** BEGIN THE INPUT **

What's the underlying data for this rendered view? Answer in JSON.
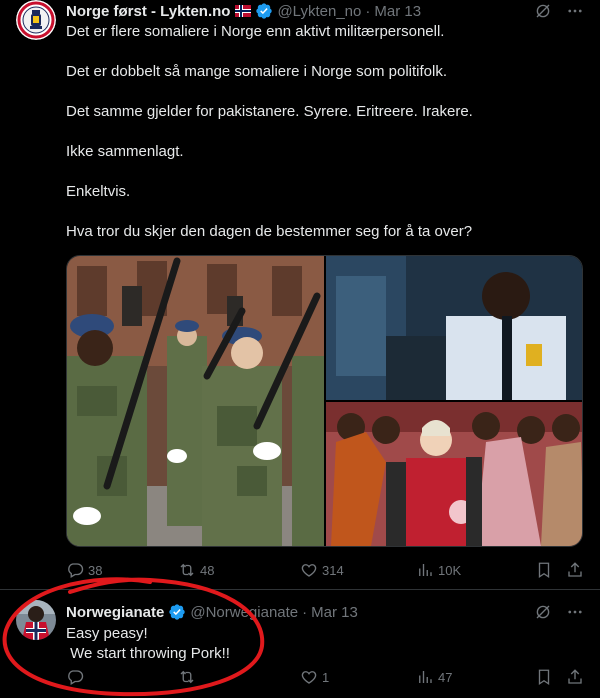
{
  "tweet1": {
    "display_name": "Norge først - Lykten.no",
    "handle": "@Lykten_no",
    "separator": "·",
    "date": "Mar 13",
    "paragraphs": [
      "Det er flere somaliere i Norge enn aktivt militærpersonell.",
      "Det er dobbelt så mange somaliere i Norge som politifolk.",
      "Det samme gjelder for pakistanere. Syrere. Eritreere. Irakere.",
      "Ikke sammenlagt.",
      "Enkeltvis.",
      "Hva tror du skjer den dagen de bestemmer seg for å ta over?"
    ],
    "stats": {
      "replies": "38",
      "reposts": "48",
      "likes": "314",
      "views": "10K"
    }
  },
  "tweet2": {
    "display_name": "Norwegianate",
    "handle": "@Norwegianate",
    "separator": "·",
    "date": "Mar 13",
    "lines": [
      "Easy peasy!",
      " We start throwing Pork!!"
    ],
    "stats": {
      "replies": "",
      "reposts": "",
      "likes": "1",
      "views": "47"
    }
  },
  "colors": {
    "background": "#000000",
    "text": "#e7e9ea",
    "muted": "#71767b",
    "verified": "#1d9bf0",
    "annotation": "#e0191c"
  },
  "icons": [
    "grok-icon",
    "more-icon",
    "reply-icon",
    "repost-icon",
    "like-icon",
    "views-icon",
    "bookmark-icon",
    "share-icon",
    "verified-icon",
    "norway-flag-icon"
  ]
}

** END THE INPUT **

● **TO DO**
Reproduce every line above as written, skipping pictures.

● **RESULT**
What's the underlying data for this rendered view? Answer in JSON.
{
  "tweet1": {
    "display_name": "Norge først - Lykten.no",
    "handle": "@Lykten_no",
    "separator": "·",
    "date": "Mar 13",
    "paragraphs": [
      "Det er flere somaliere i Norge enn aktivt militærpersonell.",
      "Det er dobbelt så mange somaliere i Norge som politifolk.",
      "Det samme gjelder for pakistanere. Syrere. Eritreere. Irakere.",
      "Ikke sammenlagt.",
      "Enkeltvis.",
      "Hva tror du skjer den dagen de bestemmer seg for å ta over?"
    ],
    "stats": {
      "replies": "38",
      "reposts": "48",
      "likes": "314",
      "views": "10K"
    }
  },
  "tweet2": {
    "display_name": "Norwegianate",
    "handle": "@Norwegianate",
    "separator": "·",
    "date": "Mar 13",
    "lines": [
      "Easy peasy!",
      " We start throwing Pork!!"
    ],
    "stats": {
      "replies": "",
      "reposts": "",
      "likes": "1",
      "views": "47"
    }
  },
  "colors": {
    "background": "#000000",
    "text": "#e7e9ea",
    "muted": "#71767b",
    "verified": "#1d9bf0",
    "annotation": "#e0191c"
  },
  "icons": [
    "grok-icon",
    "more-icon",
    "reply-icon",
    "repost-icon",
    "like-icon",
    "views-icon",
    "bookmark-icon",
    "share-icon",
    "verified-icon",
    "norway-flag-icon"
  ]
}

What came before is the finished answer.